▸ What you need to do: Report every line in the listing below where the string "living" shows up.

▸ Data extract:
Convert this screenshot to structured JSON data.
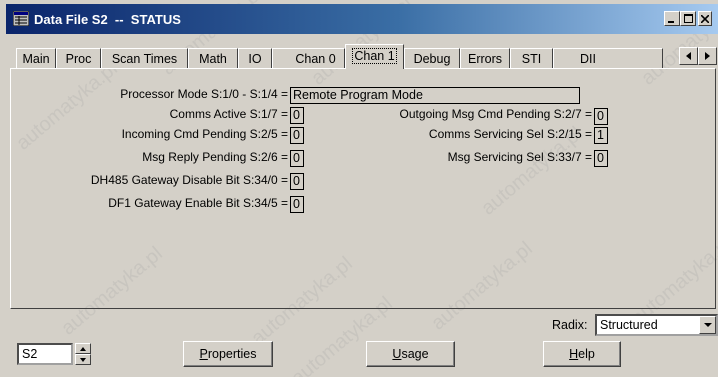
{
  "window": {
    "title": "Data File S2  --  STATUS",
    "controls": [
      "minimize",
      "maximize",
      "close"
    ]
  },
  "tabs": [
    {
      "label": "Main",
      "active": false
    },
    {
      "label": "Proc",
      "active": false
    },
    {
      "label": "Scan Times",
      "active": false
    },
    {
      "label": "Math",
      "active": false
    },
    {
      "label": "IO",
      "active": false
    },
    {
      "label": "Chan 0",
      "active": false
    },
    {
      "label": "Chan 1",
      "active": true
    },
    {
      "label": "Debug",
      "active": false
    },
    {
      "label": "Errors",
      "active": false
    },
    {
      "label": "STI",
      "active": false
    },
    {
      "label": "DII",
      "active": false
    }
  ],
  "fields": {
    "processor_mode": {
      "label": "Processor Mode S:1/0 - S:1/4 =",
      "value": "Remote Program Mode"
    },
    "comms_active": {
      "label": "Comms Active S:1/7 =",
      "value": "0"
    },
    "incoming_cmd_pending": {
      "label": "Incoming Cmd Pending S:2/5 =",
      "value": "0"
    },
    "msg_reply_pending": {
      "label": "Msg Reply Pending S:2/6 =",
      "value": "0"
    },
    "dh485_gateway_disable": {
      "label": "DH485 Gateway Disable Bit S:34/0 =",
      "value": "0"
    },
    "df1_gateway_enable": {
      "label": "DF1 Gateway Enable Bit S:34/5 =",
      "value": "0"
    },
    "outgoing_msg_cmd_pending": {
      "label": "Outgoing Msg Cmd Pending S:2/7 =",
      "value": "0"
    },
    "comms_servicing_sel": {
      "label": "Comms Servicing Sel S:2/15 =",
      "value": "1"
    },
    "msg_servicing_sel": {
      "label": "Msg Servicing Sel S:33/7 =",
      "value": "0"
    }
  },
  "radix": {
    "label": "Radix:",
    "value": "Structured"
  },
  "file_selector": {
    "value": "S2"
  },
  "buttons": {
    "properties": {
      "pre": "",
      "hot": "P",
      "post": "roperties"
    },
    "usage": {
      "pre": "",
      "hot": "U",
      "post": "sage"
    },
    "help": {
      "pre": "",
      "hot": "H",
      "post": "elp"
    }
  },
  "watermark": "automatyka.pl"
}
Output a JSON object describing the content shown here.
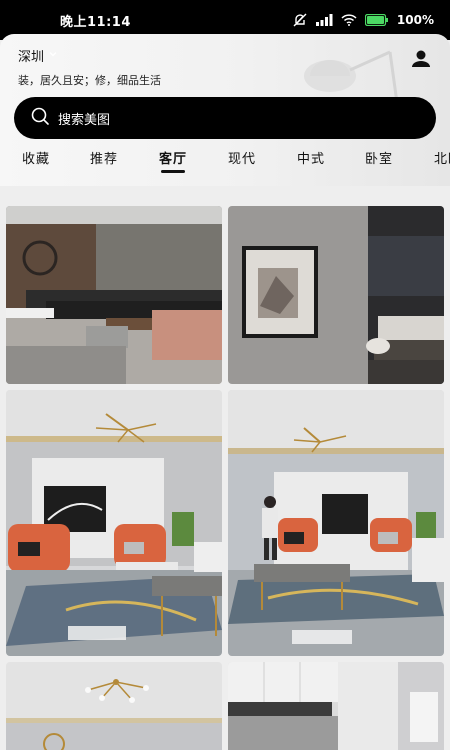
{
  "status_bar": {
    "time": "晚上11:14",
    "battery": "100%"
  },
  "header": {
    "city": "深圳",
    "slogan": "装，居久且安；修，细品生活"
  },
  "search": {
    "placeholder": "搜索美图"
  },
  "tabs": [
    {
      "label": "收藏",
      "active": false
    },
    {
      "label": "推荐",
      "active": false
    },
    {
      "label": "客厅",
      "active": true
    },
    {
      "label": "现代",
      "active": false
    },
    {
      "label": "中式",
      "active": false
    },
    {
      "label": "卧室",
      "active": false
    },
    {
      "label": "北欧",
      "active": false
    }
  ],
  "gallery": [
    {
      "scene": "dark-sofa-living-room"
    },
    {
      "scene": "framed-art-bedroom"
    },
    {
      "scene": "orange-chairs-living-room"
    },
    {
      "scene": "orange-chairs-living-room-person"
    },
    {
      "scene": "chandelier-ceiling"
    },
    {
      "scene": "kitchen-cabinets"
    }
  ],
  "colors": {
    "accent": "#000000",
    "chair": "#d9643f",
    "background": "#eeeeee"
  }
}
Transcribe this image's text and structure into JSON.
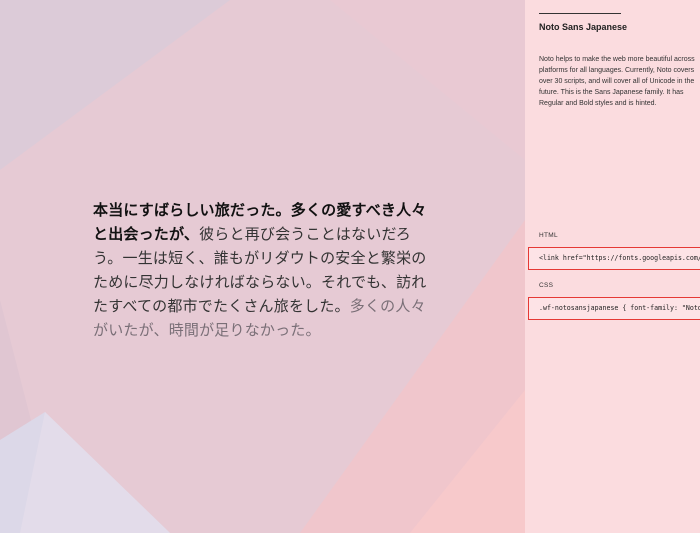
{
  "preview": {
    "sample_bold": "本当にすばらしい旅だった。多くの愛すべき人々と出会ったが、",
    "sample_regular": "彼らと再び会うことはないだろう。一生は短く、誰もがリダウトの安全と繁栄のために尽力しなければならない。それでも、訪れたすべての都市でたくさん旅をした。",
    "sample_light": "多くの人々がいたが、時間が足りなかった。"
  },
  "panel": {
    "font_name": "Noto Sans Japanese",
    "description": "Noto helps to make the web more beautiful across platforms for all languages. Currently, Noto covers over 30 scripts, and will cover all of Unicode in the future. This is the Sans Japanese family. It has Regular and Bold styles and is hinted.",
    "html_label": "HTML",
    "html_code": "<link href=\"https://fonts.googleapis.com/earlyaccess/notosansjapanese.css\" rel=\"stylesheet\">",
    "css_label": "CSS",
    "css_code": ".wf-notosansjapanese { font-family: \"Noto Sans Japanese\"; }"
  },
  "colors": {
    "preview_bg": "#e6cad4",
    "panel_bg": "#fbdcdf",
    "highlight_border": "#e53935"
  }
}
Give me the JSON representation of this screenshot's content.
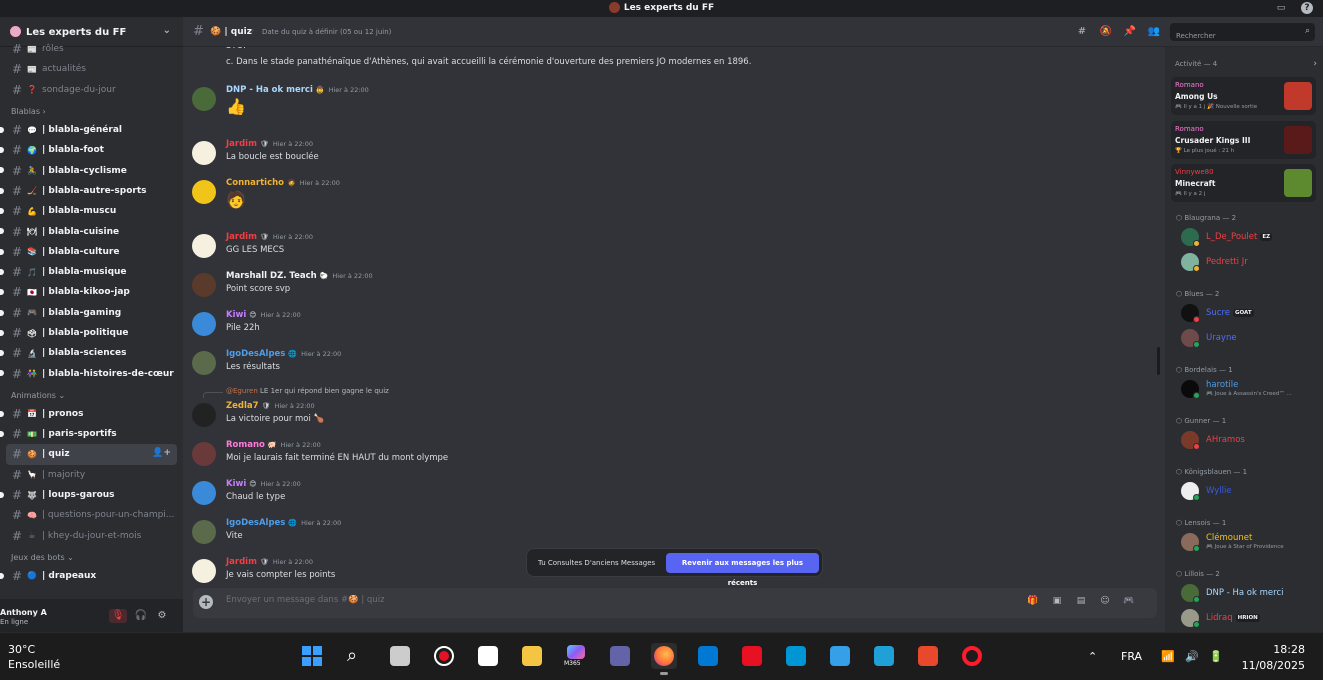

▸ Task answer:
      "scene": "dark-sofa-living-room"
      "scene": "orange-chairs-living-room"
      "scene": "orange-chairs-living-room-person"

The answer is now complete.